### Given problem
Give the listing again exactly, omitting its images.

BEGIN Record list

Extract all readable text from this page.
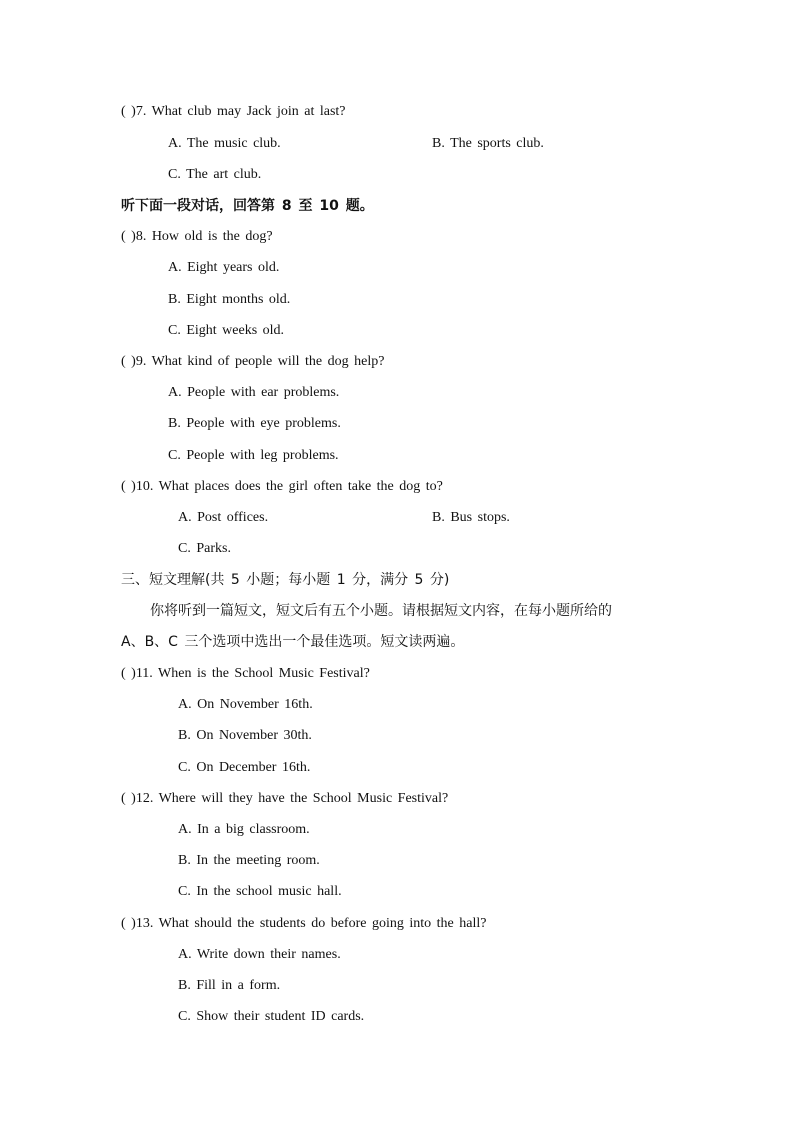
( )7. What club may Jack join at last?
A. The music club.	B. The sports club.
C. The art club.
听下面一段对话，回答第 8 至 10 题。
( )8. How old is the dog?
A. Eight years old.
B. Eight months old.
C. Eight weeks old.
( )9. What kind of people will the dog help?
A. People with ear problems.
B. People with eye problems.
C. People with leg problems.
( )10. What places does the girl often take the dog to?
A. Post offices.	B. Bus stops.
C. Parks.
三、短文理解(共 5 小题；每小题 1 分，满分 5 分)
你将听到一篇短文，短文后有五个小题。请根据短文内容，在每小题所给的
A、B、C 三个选项中选出一个最佳选项。短文读两遍。
( )11. When is the School Music Festival?
A. On November 16th.
B. On November 30th.
C. On December 16th.
( )12. Where will they have the School Music Festival?
A. In a big classroom.
B. In the meeting room.
C. In the school music hall.
( )13. What should the students do before going into the hall?
A. Write down their names.
B. Fill in a form.
C. Show their student ID cards.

END Record list

### Result of this exercise
Extract all readable text from this page.
( )7. What club may Jack join at last?
A. The music club.	B. The sports club.
C. The art club.
听下面一段对话，回答第 8 至 10 题。
( )8. How old is the dog?
A. Eight years old.
B. Eight months old.
C. Eight weeks old.
( )9. What kind of people will the dog help?
A. People with ear problems.
B. People with eye problems.
C. People with leg problems.
( )10. What places does the girl often take the dog to?
A. Post offices.	B. Bus stops.
C. Parks.
三、短文理解(共 5 小题；每小题 1 分，满分 5 分)
你将听到一篇短文，短文后有五个小题。请根据短文内容，在每小题所给的
A、B、C 三个选项中选出一个最佳选项。短文读两遍。
( )11. When is the School Music Festival?
A. On November 16th.
B. On November 30th.
C. On December 16th.
( )12. Where will they have the School Music Festival?
A. In a big classroom.
B. In the meeting room.
C. In the school music hall.
( )13. What should the students do before going into the hall?
A. Write down their names.
B. Fill in a form.
C. Show their student ID cards.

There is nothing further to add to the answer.